# [WRITTEN PROBLEM]
Extract each line of the data below exactly as written.

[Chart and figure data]
——
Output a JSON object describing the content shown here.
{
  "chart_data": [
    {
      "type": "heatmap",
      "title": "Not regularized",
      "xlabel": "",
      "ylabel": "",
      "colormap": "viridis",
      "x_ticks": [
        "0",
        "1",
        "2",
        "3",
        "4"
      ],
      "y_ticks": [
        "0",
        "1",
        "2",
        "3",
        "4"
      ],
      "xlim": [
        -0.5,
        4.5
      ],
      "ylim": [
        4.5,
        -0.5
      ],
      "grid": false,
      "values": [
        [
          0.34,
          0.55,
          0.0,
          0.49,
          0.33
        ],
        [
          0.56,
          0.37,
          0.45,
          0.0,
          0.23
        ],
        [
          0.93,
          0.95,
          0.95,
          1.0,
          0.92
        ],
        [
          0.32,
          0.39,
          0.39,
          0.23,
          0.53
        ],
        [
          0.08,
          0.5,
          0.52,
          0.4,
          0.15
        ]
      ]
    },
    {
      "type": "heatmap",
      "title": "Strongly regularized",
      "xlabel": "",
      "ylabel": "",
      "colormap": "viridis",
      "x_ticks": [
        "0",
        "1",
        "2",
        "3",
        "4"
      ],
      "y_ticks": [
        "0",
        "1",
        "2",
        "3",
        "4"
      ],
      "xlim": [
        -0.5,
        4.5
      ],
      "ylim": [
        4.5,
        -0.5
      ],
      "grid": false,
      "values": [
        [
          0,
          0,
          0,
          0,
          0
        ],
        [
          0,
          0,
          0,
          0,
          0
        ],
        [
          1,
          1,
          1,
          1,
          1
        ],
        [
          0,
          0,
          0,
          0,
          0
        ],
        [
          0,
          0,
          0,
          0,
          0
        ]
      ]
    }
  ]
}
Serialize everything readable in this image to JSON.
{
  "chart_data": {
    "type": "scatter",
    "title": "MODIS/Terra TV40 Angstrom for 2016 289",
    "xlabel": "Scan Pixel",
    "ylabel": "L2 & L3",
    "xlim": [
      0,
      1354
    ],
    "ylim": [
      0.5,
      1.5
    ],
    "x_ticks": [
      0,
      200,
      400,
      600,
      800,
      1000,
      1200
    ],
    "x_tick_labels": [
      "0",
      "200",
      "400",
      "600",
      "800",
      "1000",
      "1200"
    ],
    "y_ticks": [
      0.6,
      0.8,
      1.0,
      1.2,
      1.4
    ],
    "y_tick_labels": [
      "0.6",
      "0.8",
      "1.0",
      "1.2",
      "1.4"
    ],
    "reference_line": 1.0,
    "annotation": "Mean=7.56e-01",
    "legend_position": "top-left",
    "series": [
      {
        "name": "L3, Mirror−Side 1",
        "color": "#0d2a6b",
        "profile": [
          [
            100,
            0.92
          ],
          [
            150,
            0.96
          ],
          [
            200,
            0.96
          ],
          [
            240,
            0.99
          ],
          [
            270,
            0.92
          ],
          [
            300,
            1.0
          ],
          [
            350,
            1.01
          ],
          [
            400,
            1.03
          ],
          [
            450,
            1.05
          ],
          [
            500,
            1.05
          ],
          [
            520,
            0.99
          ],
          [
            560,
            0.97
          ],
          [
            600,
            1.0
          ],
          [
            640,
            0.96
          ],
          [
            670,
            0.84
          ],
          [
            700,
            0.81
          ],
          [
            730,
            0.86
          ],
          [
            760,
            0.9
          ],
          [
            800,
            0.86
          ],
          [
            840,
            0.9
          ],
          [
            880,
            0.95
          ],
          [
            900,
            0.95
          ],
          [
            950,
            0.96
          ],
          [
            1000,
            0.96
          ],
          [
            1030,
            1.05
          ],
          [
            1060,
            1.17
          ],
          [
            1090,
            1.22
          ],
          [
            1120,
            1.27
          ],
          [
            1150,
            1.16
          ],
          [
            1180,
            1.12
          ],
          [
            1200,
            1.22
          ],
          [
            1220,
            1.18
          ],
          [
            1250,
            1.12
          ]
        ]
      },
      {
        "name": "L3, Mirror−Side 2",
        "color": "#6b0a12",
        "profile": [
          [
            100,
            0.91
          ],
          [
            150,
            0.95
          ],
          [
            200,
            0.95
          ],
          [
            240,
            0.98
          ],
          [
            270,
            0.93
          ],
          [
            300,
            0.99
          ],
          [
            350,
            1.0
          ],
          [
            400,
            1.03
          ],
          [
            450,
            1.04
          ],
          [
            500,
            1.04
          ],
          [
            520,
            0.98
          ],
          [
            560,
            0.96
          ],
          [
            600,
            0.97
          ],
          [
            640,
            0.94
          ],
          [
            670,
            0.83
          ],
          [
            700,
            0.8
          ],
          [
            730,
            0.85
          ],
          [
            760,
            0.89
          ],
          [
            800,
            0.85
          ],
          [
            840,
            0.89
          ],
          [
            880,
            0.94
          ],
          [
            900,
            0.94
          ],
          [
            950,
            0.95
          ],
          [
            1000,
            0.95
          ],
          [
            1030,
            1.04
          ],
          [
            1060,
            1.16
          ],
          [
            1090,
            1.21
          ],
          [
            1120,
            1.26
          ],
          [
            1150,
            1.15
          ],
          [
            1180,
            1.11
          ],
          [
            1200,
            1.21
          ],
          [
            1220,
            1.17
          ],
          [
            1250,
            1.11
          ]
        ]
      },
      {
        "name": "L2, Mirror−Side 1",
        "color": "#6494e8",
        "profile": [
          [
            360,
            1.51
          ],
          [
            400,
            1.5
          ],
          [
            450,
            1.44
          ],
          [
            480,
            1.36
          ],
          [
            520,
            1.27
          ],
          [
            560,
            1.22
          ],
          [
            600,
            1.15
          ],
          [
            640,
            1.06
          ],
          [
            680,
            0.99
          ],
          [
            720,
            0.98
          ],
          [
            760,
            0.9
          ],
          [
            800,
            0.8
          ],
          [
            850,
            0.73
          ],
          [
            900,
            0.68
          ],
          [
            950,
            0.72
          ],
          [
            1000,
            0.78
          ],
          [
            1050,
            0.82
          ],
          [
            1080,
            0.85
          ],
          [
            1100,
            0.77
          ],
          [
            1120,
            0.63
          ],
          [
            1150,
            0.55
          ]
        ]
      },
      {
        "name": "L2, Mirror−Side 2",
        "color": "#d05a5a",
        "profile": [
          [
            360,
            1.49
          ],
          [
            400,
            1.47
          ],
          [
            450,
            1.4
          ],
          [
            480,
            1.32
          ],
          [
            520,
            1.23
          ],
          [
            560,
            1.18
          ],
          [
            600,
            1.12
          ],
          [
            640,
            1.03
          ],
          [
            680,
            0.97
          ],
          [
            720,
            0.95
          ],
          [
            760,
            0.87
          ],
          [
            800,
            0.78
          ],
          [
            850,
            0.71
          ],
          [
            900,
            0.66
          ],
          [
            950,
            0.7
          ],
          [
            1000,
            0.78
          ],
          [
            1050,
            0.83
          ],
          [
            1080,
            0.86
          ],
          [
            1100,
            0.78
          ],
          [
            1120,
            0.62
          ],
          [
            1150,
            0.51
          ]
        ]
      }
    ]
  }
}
——
# [RESPONSE]
Output a JSON object describing the content shown here.
{
  "chart_data": [
    {
      "type": "heatmap",
      "title": "Not regularized",
      "xlabel": "",
      "ylabel": "",
      "colormap": "viridis",
      "x_ticks": [
        "0",
        "1",
        "2",
        "3",
        "4"
      ],
      "y_ticks": [
        "0",
        "1",
        "2",
        "3",
        "4"
      ],
      "xlim": [
        -0.5,
        4.5
      ],
      "ylim": [
        4.5,
        -0.5
      ],
      "grid": false,
      "values": [
        [
          0.34,
          0.55,
          0.0,
          0.49,
          0.33
        ],
        [
          0.56,
          0.37,
          0.45,
          0.0,
          0.23
        ],
        [
          0.93,
          0.95,
          0.95,
          1.0,
          0.92
        ],
        [
          0.32,
          0.39,
          0.39,
          0.23,
          0.53
        ],
        [
          0.08,
          0.5,
          0.52,
          0.4,
          0.15
        ]
      ]
    },
    {
      "type": "heatmap",
      "title": "Strongly regularized",
      "xlabel": "",
      "ylabel": "",
      "colormap": "viridis",
      "x_ticks": [
        "0",
        "1",
        "2",
        "3",
        "4"
      ],
      "y_ticks": [
        "0",
        "1",
        "2",
        "3",
        "4"
      ],
      "xlim": [
        -0.5,
        4.5
      ],
      "ylim": [
        4.5,
        -0.5
      ],
      "grid": false,
      "values": [
        [
          0,
          0,
          0,
          0,
          0
        ],
        [
          0,
          0,
          0,
          0,
          0
        ],
        [
          1,
          1,
          1,
          1,
          1
        ],
        [
          0,
          0,
          0,
          0,
          0
        ],
        [
          0,
          0,
          0,
          0,
          0
        ]
      ]
    }
  ]
}
Serialize everything readable in this image to JSON.
{
  "chart_data": {
    "type": "scatter",
    "title": "MODIS/Terra TV40 Angstrom for 2016 289",
    "xlabel": "Scan Pixel",
    "ylabel": "L2 & L3",
    "xlim": [
      0,
      1354
    ],
    "ylim": [
      0.5,
      1.5
    ],
    "x_ticks": [
      0,
      200,
      400,
      600,
      800,
      1000,
      1200
    ],
    "x_tick_labels": [
      "0",
      "200",
      "400",
      "600",
      "800",
      "1000",
      "1200"
    ],
    "y_ticks": [
      0.6,
      0.8,
      1.0,
      1.2,
      1.4
    ],
    "y_tick_labels": [
      "0.6",
      "0.8",
      "1.0",
      "1.2",
      "1.4"
    ],
    "reference_line": 1.0,
    "annotation": "Mean=7.56e-01",
    "legend_position": "top-left",
    "series": [
      {
        "name": "L3, Mirror−Side 1",
        "color": "#0d2a6b",
        "profile": [
          [
            100,
            0.92
          ],
          [
            150,
            0.96
          ],
          [
            200,
            0.96
          ],
          [
            240,
            0.99
          ],
          [
            270,
            0.92
          ],
          [
            300,
            1.0
          ],
          [
            350,
            1.01
          ],
          [
            400,
            1.03
          ],
          [
            450,
            1.05
          ],
          [
            500,
            1.05
          ],
          [
            520,
            0.99
          ],
          [
            560,
            0.97
          ],
          [
            600,
            1.0
          ],
          [
            640,
            0.96
          ],
          [
            670,
            0.84
          ],
          [
            700,
            0.81
          ],
          [
            730,
            0.86
          ],
          [
            760,
            0.9
          ],
          [
            800,
            0.86
          ],
          [
            840,
            0.9
          ],
          [
            880,
            0.95
          ],
          [
            900,
            0.95
          ],
          [
            950,
            0.96
          ],
          [
            1000,
            0.96
          ],
          [
            1030,
            1.05
          ],
          [
            1060,
            1.17
          ],
          [
            1090,
            1.22
          ],
          [
            1120,
            1.27
          ],
          [
            1150,
            1.16
          ],
          [
            1180,
            1.12
          ],
          [
            1200,
            1.22
          ],
          [
            1220,
            1.18
          ],
          [
            1250,
            1.12
          ]
        ]
      },
      {
        "name": "L3, Mirror−Side 2",
        "color": "#6b0a12",
        "profile": [
          [
            100,
            0.91
          ],
          [
            150,
            0.95
          ],
          [
            200,
            0.95
          ],
          [
            240,
            0.98
          ],
          [
            270,
            0.93
          ],
          [
            300,
            0.99
          ],
          [
            350,
            1.0
          ],
          [
            400,
            1.03
          ],
          [
            450,
            1.04
          ],
          [
            500,
            1.04
          ],
          [
            520,
            0.98
          ],
          [
            560,
            0.96
          ],
          [
            600,
            0.97
          ],
          [
            640,
            0.94
          ],
          [
            670,
            0.83
          ],
          [
            700,
            0.8
          ],
          [
            730,
            0.85
          ],
          [
            760,
            0.89
          ],
          [
            800,
            0.85
          ],
          [
            840,
            0.89
          ],
          [
            880,
            0.94
          ],
          [
            900,
            0.94
          ],
          [
            950,
            0.95
          ],
          [
            1000,
            0.95
          ],
          [
            1030,
            1.04
          ],
          [
            1060,
            1.16
          ],
          [
            1090,
            1.21
          ],
          [
            1120,
            1.26
          ],
          [
            1150,
            1.15
          ],
          [
            1180,
            1.11
          ],
          [
            1200,
            1.21
          ],
          [
            1220,
            1.17
          ],
          [
            1250,
            1.11
          ]
        ]
      },
      {
        "name": "L2, Mirror−Side 1",
        "color": "#6494e8",
        "profile": [
          [
            360,
            1.51
          ],
          [
            400,
            1.5
          ],
          [
            450,
            1.44
          ],
          [
            480,
            1.36
          ],
          [
            520,
            1.27
          ],
          [
            560,
            1.22
          ],
          [
            600,
            1.15
          ],
          [
            640,
            1.06
          ],
          [
            680,
            0.99
          ],
          [
            720,
            0.98
          ],
          [
            760,
            0.9
          ],
          [
            800,
            0.8
          ],
          [
            850,
            0.73
          ],
          [
            900,
            0.68
          ],
          [
            950,
            0.72
          ],
          [
            1000,
            0.78
          ],
          [
            1050,
            0.82
          ],
          [
            1080,
            0.85
          ],
          [
            1100,
            0.77
          ],
          [
            1120,
            0.63
          ],
          [
            1150,
            0.55
          ]
        ]
      },
      {
        "name": "L2, Mirror−Side 2",
        "color": "#d05a5a",
        "profile": [
          [
            360,
            1.49
          ],
          [
            400,
            1.47
          ],
          [
            450,
            1.4
          ],
          [
            480,
            1.32
          ],
          [
            520,
            1.23
          ],
          [
            560,
            1.18
          ],
          [
            600,
            1.12
          ],
          [
            640,
            1.03
          ],
          [
            680,
            0.97
          ],
          [
            720,
            0.95
          ],
          [
            760,
            0.87
          ],
          [
            800,
            0.78
          ],
          [
            850,
            0.71
          ],
          [
            900,
            0.66
          ],
          [
            950,
            0.7
          ],
          [
            1000,
            0.78
          ],
          [
            1050,
            0.83
          ],
          [
            1080,
            0.86
          ],
          [
            1100,
            0.78
          ],
          [
            1120,
            0.62
          ],
          [
            1150,
            0.51
          ]
        ]
      }
    ]
  }
}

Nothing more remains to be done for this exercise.